Content starts

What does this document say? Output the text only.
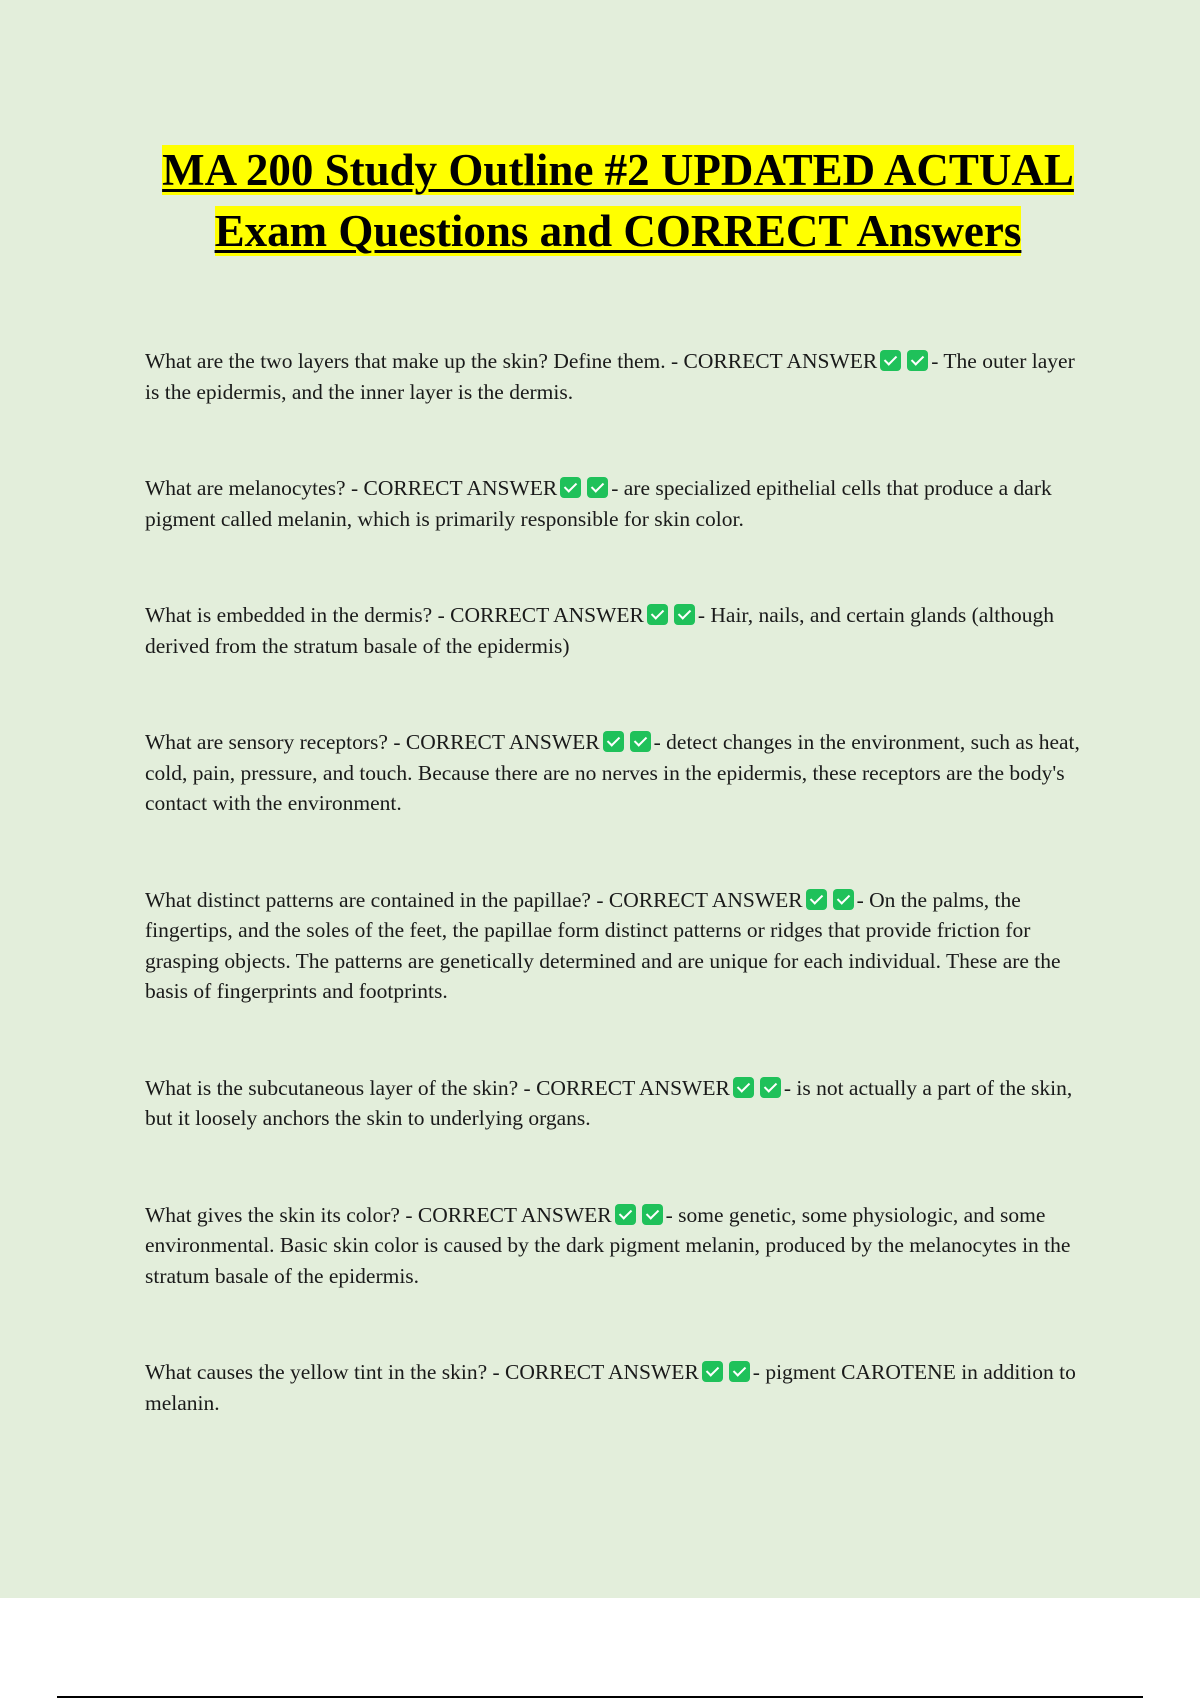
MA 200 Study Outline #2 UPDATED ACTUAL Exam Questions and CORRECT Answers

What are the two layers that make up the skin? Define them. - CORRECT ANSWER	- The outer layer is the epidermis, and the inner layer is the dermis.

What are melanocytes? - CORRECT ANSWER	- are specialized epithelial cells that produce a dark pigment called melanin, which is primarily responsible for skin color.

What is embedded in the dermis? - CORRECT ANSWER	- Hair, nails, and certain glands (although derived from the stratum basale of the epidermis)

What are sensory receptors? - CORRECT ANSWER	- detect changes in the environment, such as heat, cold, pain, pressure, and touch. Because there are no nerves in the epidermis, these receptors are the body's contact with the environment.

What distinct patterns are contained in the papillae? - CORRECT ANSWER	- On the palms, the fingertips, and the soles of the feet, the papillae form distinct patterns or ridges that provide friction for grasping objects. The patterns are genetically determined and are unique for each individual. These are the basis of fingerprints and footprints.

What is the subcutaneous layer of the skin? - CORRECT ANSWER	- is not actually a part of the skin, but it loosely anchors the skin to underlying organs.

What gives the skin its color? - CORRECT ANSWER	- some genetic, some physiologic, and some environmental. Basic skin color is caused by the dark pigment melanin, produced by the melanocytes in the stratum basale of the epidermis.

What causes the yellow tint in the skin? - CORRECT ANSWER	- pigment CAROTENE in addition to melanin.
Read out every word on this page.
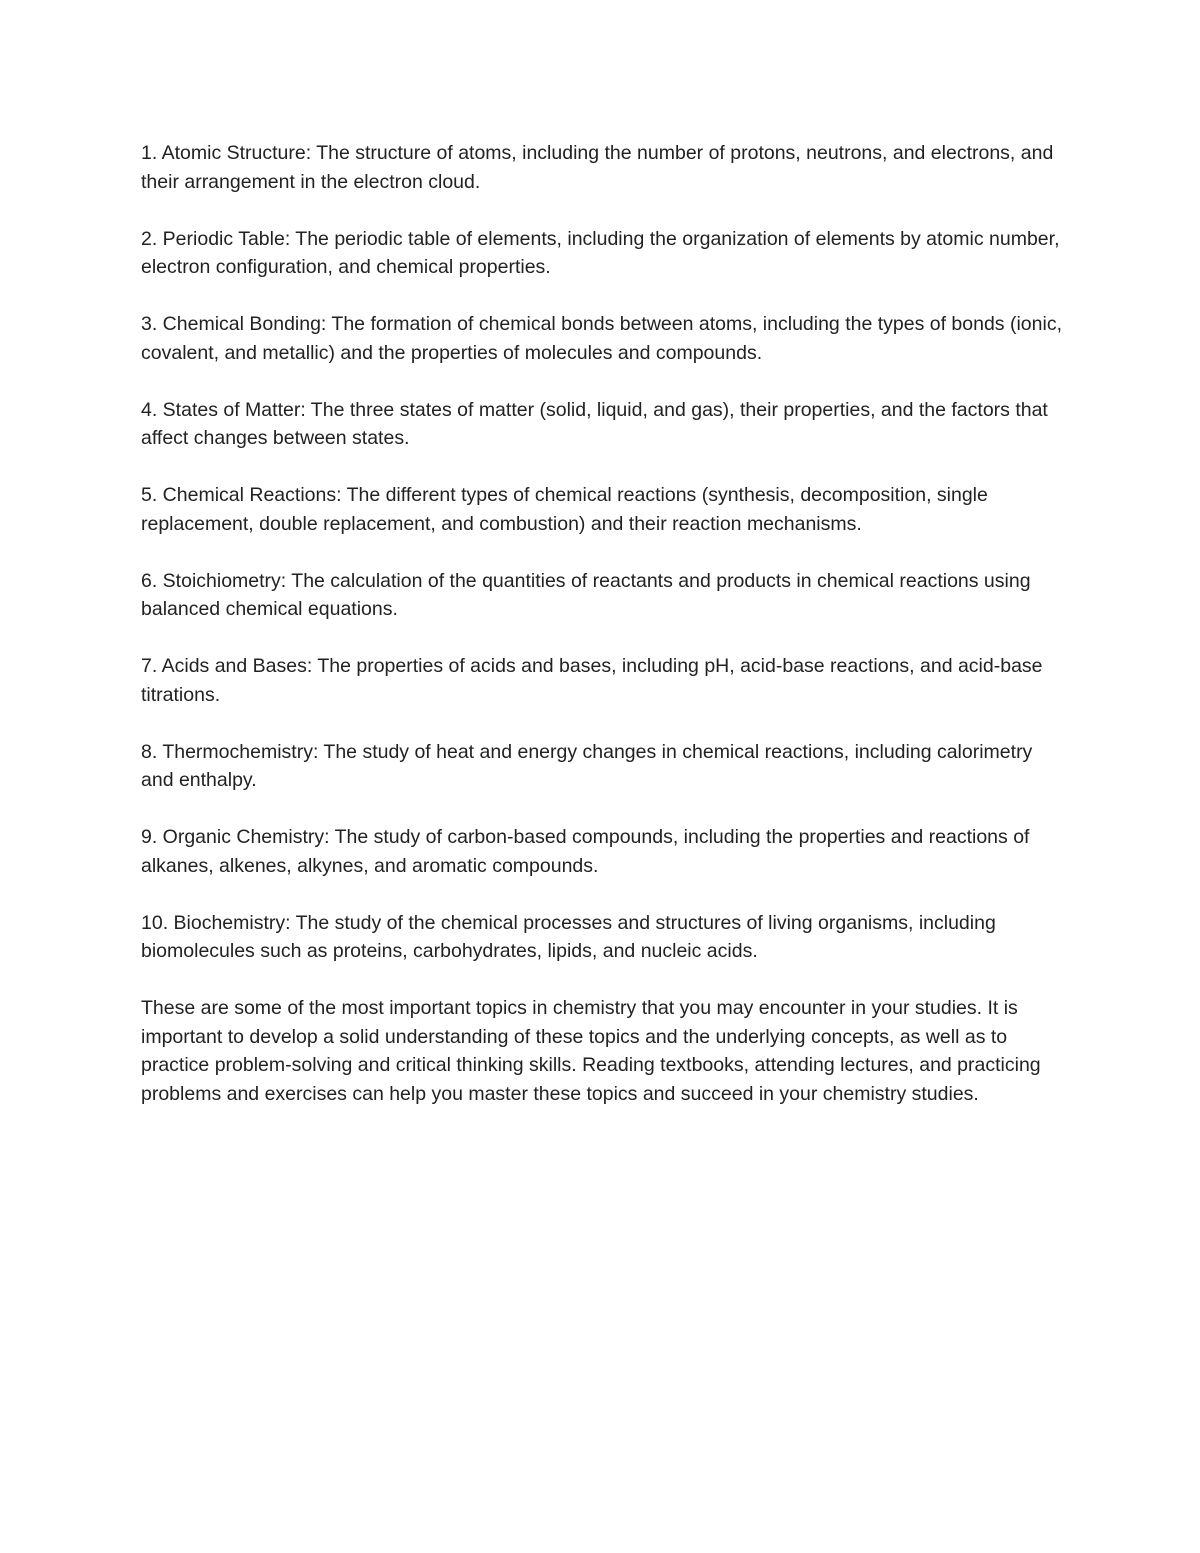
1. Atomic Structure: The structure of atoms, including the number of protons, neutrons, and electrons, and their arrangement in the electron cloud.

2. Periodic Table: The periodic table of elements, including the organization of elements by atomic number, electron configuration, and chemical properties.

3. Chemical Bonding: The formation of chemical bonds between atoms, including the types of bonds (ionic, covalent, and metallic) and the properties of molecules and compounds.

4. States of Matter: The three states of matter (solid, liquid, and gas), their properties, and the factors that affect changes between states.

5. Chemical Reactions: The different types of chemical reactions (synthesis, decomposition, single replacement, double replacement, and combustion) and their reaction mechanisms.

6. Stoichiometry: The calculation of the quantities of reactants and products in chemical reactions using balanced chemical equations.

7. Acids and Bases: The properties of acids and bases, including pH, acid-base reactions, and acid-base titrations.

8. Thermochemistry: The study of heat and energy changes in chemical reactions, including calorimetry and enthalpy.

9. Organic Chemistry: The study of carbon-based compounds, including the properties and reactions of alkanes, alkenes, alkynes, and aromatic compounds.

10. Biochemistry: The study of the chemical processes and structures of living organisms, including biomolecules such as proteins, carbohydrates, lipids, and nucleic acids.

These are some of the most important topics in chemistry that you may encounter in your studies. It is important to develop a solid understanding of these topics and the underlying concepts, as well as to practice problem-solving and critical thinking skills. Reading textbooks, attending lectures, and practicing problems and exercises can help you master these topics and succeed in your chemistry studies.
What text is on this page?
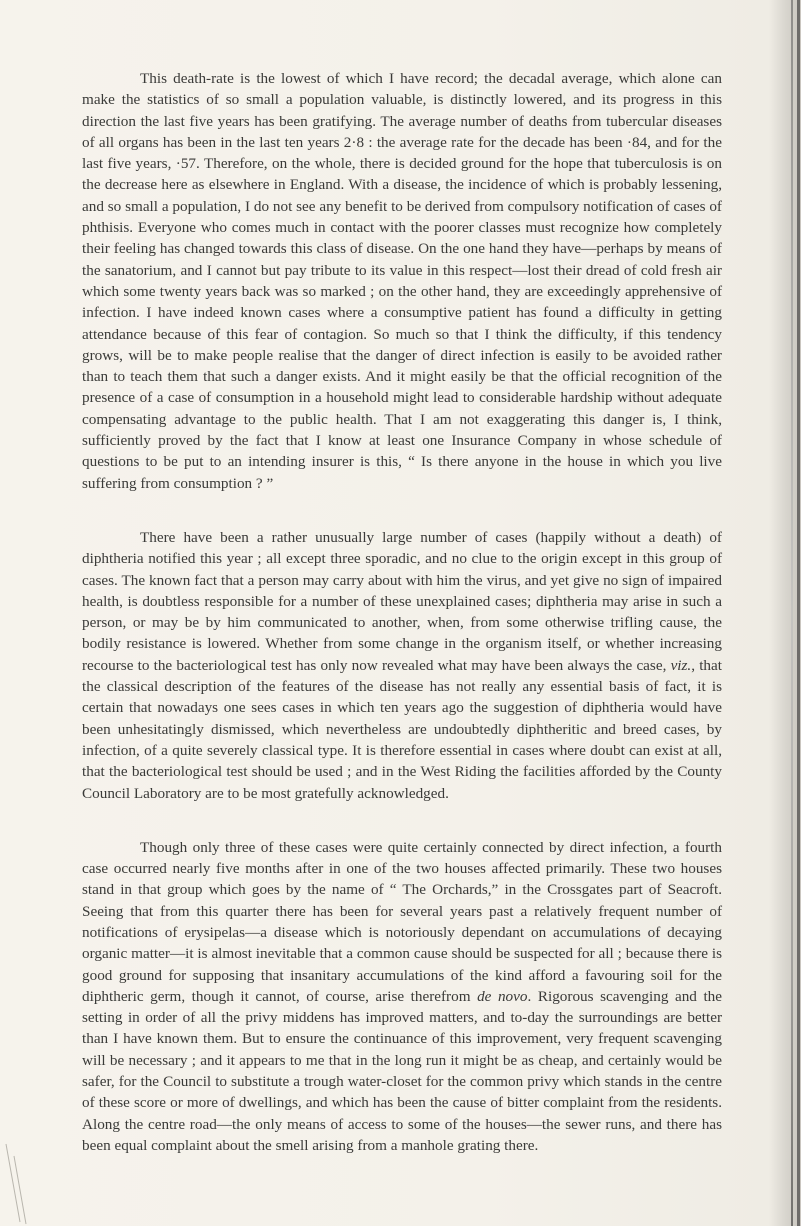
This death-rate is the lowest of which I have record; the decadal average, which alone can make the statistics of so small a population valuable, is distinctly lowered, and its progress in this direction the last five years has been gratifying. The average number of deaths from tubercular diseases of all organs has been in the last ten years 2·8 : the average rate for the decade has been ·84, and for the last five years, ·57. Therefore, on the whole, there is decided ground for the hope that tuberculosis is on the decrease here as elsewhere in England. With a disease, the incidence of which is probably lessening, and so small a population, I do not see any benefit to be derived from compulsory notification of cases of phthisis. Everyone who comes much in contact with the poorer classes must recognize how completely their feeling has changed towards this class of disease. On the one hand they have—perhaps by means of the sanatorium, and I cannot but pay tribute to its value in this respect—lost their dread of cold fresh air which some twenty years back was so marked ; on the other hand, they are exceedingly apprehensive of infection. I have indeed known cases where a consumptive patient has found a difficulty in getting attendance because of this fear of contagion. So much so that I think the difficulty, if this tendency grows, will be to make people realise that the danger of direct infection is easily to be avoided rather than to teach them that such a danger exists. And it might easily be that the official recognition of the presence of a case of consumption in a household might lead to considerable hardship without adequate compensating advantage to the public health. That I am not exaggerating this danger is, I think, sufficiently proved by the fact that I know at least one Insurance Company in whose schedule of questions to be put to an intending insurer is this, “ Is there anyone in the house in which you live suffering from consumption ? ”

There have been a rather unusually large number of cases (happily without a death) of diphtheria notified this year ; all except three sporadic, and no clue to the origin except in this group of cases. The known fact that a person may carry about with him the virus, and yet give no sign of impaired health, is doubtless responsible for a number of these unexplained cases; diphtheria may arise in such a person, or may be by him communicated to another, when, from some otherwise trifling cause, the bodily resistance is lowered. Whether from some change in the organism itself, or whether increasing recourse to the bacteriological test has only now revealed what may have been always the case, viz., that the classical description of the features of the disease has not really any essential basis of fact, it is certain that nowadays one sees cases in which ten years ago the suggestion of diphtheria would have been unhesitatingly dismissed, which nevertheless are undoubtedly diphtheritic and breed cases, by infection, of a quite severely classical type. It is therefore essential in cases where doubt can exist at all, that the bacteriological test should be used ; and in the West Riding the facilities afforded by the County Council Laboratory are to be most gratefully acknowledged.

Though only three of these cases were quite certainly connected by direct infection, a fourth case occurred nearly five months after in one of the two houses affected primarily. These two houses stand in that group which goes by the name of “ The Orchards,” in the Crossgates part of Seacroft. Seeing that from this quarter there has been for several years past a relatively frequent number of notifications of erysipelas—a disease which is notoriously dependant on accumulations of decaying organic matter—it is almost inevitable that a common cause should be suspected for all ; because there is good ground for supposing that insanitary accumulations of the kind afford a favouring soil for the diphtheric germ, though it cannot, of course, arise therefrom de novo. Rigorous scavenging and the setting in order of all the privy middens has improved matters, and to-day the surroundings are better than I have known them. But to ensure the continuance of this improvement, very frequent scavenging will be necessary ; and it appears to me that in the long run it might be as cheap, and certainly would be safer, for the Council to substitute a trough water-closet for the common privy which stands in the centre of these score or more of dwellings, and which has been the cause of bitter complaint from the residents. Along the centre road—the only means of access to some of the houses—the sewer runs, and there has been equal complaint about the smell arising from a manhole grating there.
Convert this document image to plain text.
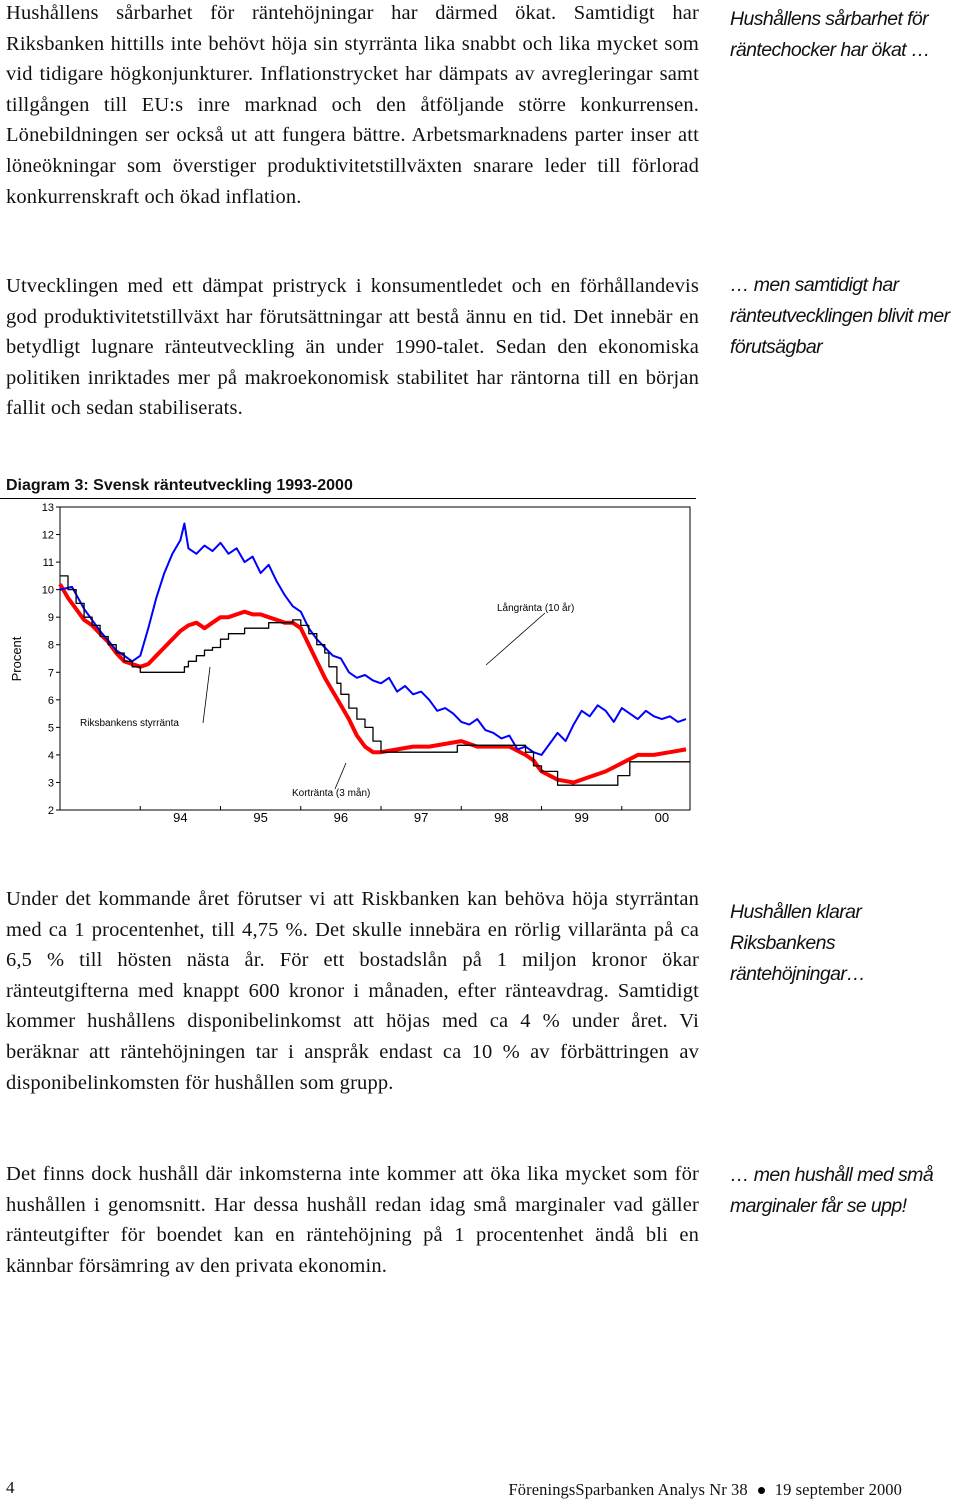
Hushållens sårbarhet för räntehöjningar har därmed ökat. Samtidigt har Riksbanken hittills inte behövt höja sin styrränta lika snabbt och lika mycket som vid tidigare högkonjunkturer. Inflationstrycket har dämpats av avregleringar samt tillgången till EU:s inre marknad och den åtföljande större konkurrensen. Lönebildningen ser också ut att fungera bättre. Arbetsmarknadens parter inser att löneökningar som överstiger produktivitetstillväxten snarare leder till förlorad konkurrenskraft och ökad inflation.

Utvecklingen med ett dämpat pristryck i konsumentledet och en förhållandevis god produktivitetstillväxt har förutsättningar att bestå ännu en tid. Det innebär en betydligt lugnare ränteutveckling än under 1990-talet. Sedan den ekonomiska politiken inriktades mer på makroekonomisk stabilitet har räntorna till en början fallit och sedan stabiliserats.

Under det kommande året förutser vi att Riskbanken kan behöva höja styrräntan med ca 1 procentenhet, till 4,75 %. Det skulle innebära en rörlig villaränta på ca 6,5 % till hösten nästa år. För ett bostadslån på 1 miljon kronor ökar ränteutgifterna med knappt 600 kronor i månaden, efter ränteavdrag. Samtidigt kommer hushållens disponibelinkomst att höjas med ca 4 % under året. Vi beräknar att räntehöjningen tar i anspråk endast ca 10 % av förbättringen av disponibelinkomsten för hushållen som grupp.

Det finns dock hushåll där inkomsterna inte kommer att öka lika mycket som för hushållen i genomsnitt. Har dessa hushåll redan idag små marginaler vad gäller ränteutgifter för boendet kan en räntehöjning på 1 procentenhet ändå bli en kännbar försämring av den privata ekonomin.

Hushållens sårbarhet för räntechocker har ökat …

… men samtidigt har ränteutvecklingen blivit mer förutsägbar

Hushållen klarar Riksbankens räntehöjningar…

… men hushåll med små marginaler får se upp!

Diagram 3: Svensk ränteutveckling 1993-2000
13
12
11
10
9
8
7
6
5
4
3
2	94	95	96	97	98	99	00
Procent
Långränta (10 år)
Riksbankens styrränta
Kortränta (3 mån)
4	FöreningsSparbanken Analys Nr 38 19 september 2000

Content ends

▶ [ASSIGNMENT]:
All lines in the records that contain "acids" are to be copied and returned.

▶ [OUTPUT OF THE EXERCISE]:
7. Acids and Bases: The properties of acids and bases, including pH, acid-base reactions, and acid-base titrations.
10. Biochemistry: The study of the chemical processes and structures of living organisms, including biomolecules such as proteins, carbohydrates, lipids, and nucleic acids.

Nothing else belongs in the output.